Produce an exact copy of the lines from the line that contains "Convert this screenshot" to the end of the listing below.

— start Extracted material —

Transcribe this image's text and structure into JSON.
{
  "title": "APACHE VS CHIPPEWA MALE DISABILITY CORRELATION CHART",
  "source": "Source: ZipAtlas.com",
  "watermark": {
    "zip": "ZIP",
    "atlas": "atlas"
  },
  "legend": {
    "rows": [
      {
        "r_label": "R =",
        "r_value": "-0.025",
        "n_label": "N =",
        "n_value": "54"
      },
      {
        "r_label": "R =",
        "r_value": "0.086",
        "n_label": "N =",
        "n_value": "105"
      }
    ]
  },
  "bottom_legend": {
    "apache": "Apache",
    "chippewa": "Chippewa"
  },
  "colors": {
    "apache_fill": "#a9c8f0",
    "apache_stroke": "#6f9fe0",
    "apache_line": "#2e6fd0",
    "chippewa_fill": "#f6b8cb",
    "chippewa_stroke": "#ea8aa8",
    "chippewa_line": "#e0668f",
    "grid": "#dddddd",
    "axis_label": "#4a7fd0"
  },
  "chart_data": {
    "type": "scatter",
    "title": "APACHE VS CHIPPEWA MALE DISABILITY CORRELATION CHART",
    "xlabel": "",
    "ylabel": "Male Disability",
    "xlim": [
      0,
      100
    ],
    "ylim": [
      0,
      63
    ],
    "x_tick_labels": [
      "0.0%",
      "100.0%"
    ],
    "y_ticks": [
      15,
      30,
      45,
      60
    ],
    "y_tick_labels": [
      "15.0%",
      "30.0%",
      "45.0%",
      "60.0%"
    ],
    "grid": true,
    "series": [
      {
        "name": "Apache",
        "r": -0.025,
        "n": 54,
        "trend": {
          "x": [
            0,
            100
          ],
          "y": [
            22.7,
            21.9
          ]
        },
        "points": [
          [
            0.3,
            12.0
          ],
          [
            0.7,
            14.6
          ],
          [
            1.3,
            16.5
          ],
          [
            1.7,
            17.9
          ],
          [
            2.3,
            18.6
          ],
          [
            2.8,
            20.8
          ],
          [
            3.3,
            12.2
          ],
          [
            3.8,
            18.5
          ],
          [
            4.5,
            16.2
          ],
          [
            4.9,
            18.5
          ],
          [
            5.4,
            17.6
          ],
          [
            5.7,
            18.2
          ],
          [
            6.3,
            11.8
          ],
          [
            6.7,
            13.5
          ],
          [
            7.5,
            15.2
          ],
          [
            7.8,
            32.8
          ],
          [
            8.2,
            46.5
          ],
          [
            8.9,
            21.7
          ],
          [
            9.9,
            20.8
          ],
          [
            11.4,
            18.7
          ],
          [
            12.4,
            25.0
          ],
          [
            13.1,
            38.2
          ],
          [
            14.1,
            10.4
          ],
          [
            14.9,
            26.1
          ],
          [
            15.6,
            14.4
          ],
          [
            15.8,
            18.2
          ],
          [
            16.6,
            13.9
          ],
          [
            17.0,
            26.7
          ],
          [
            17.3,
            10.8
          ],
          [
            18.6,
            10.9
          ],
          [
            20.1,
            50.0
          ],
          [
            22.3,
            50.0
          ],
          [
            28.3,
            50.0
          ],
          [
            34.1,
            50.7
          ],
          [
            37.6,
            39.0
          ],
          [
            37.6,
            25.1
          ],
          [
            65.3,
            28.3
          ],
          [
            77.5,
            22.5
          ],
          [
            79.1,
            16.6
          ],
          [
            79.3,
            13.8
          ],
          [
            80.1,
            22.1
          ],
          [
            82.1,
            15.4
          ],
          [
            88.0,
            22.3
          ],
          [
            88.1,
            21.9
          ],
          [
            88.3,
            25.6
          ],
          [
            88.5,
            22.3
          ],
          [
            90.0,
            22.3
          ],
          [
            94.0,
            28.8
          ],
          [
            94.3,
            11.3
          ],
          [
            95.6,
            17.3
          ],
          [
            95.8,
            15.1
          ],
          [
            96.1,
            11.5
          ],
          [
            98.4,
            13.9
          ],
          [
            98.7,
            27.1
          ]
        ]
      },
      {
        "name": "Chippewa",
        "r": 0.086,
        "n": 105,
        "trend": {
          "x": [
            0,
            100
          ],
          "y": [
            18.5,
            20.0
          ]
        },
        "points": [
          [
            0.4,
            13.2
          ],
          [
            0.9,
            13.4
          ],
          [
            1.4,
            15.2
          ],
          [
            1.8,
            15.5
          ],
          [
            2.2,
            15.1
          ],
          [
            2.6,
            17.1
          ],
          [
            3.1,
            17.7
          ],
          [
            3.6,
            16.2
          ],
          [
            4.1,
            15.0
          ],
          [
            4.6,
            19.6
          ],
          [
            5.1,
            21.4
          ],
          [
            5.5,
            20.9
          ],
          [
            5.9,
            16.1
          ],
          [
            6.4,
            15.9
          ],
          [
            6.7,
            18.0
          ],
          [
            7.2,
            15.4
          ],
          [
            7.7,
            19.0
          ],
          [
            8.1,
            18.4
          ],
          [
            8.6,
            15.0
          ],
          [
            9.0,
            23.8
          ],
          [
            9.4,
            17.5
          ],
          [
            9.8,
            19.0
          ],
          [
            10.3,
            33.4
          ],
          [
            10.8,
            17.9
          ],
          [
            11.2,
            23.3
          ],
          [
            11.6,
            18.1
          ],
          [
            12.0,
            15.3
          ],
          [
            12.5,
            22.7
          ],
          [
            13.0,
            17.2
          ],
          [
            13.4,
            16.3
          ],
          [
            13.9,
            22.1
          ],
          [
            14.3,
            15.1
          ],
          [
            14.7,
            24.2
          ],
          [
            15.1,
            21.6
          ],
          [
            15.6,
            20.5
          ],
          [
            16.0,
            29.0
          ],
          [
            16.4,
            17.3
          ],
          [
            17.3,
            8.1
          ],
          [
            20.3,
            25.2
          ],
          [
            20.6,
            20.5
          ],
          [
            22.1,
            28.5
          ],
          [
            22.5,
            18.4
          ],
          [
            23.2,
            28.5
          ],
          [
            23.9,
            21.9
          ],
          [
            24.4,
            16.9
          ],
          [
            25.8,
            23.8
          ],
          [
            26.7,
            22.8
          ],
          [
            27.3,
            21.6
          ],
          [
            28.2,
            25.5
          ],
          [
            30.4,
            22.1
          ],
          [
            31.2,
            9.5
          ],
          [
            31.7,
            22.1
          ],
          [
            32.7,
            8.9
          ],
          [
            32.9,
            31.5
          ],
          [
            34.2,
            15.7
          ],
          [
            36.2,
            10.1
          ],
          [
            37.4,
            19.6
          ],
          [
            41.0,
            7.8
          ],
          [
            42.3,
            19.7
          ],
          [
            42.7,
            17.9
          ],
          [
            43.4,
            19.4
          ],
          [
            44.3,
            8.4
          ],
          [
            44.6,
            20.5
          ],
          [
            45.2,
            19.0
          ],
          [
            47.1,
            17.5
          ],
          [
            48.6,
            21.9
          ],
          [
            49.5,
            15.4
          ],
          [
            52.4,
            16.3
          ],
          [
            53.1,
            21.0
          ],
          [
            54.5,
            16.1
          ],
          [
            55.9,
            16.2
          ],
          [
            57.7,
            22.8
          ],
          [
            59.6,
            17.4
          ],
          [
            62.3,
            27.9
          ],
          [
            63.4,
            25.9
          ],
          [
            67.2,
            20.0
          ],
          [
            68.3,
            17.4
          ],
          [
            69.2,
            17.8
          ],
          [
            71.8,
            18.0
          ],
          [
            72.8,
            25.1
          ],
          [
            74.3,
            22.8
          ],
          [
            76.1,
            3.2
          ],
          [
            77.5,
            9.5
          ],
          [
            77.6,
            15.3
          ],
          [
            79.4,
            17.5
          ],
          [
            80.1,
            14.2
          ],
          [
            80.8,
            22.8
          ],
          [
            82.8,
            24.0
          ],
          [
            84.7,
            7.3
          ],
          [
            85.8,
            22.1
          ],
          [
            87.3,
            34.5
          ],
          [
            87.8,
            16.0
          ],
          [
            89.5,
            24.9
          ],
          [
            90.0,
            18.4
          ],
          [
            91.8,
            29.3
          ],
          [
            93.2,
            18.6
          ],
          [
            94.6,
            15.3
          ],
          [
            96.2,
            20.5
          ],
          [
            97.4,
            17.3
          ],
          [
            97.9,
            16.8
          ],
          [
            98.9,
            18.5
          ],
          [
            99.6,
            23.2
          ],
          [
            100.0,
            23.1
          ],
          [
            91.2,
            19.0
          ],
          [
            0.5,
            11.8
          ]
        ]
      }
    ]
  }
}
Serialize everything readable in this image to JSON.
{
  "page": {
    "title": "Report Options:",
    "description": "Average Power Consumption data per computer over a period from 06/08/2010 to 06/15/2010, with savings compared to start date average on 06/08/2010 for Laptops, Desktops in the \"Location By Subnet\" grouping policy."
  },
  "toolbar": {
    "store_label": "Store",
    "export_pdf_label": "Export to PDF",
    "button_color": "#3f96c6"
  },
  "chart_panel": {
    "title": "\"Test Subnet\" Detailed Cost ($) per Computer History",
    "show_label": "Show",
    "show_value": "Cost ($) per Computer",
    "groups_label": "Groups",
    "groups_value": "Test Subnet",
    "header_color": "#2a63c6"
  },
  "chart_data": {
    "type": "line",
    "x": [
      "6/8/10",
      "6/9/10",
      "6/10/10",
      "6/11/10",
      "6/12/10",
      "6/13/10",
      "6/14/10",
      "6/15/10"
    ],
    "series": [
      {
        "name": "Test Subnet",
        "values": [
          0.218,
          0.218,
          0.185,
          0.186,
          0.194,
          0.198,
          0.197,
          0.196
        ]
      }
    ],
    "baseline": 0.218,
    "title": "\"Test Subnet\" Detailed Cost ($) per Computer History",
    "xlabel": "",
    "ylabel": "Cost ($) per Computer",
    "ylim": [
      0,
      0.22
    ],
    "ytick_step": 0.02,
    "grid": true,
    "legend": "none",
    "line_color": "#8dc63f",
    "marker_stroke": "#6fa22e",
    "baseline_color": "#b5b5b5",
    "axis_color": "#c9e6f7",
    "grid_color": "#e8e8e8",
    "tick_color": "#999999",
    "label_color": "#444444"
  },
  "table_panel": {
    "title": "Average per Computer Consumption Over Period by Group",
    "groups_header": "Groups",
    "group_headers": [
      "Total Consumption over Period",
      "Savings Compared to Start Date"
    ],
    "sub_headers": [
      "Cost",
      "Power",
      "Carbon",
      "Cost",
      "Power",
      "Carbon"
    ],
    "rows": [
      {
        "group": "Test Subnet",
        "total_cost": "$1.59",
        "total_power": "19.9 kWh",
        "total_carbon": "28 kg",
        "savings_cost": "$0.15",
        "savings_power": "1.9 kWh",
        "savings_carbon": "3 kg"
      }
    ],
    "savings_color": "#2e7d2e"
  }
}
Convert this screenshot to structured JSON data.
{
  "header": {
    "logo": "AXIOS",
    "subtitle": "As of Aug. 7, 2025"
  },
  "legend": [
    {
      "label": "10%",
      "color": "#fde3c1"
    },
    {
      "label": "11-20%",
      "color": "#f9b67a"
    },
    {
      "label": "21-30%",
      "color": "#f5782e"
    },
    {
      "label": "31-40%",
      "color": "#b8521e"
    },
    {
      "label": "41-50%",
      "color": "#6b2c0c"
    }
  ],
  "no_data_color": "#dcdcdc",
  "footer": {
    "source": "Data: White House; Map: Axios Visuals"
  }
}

— end Extracted material —

# Exercise answer
Convert this screenshot to structured JSON data.
{
  "header": {
    "logo": "AXIOS",
    "subtitle": "As of Aug. 7, 2025"
  },
  "legend": [
    {
      "label": "10%",
      "color": "#fde3c1"
    },
    {
      "label": "11-20%",
      "color": "#f9b67a"
    },
    {
      "label": "21-30%",
      "color": "#f5782e"
    },
    {
      "label": "31-40%",
      "color": "#b8521e"
    },
    {
      "label": "41-50%",
      "color": "#6b2c0c"
    }
  ],
  "no_data_color": "#dcdcdc",
  "footer": {
    "source": "Data: White House; Map: Axios Visuals"
  }
}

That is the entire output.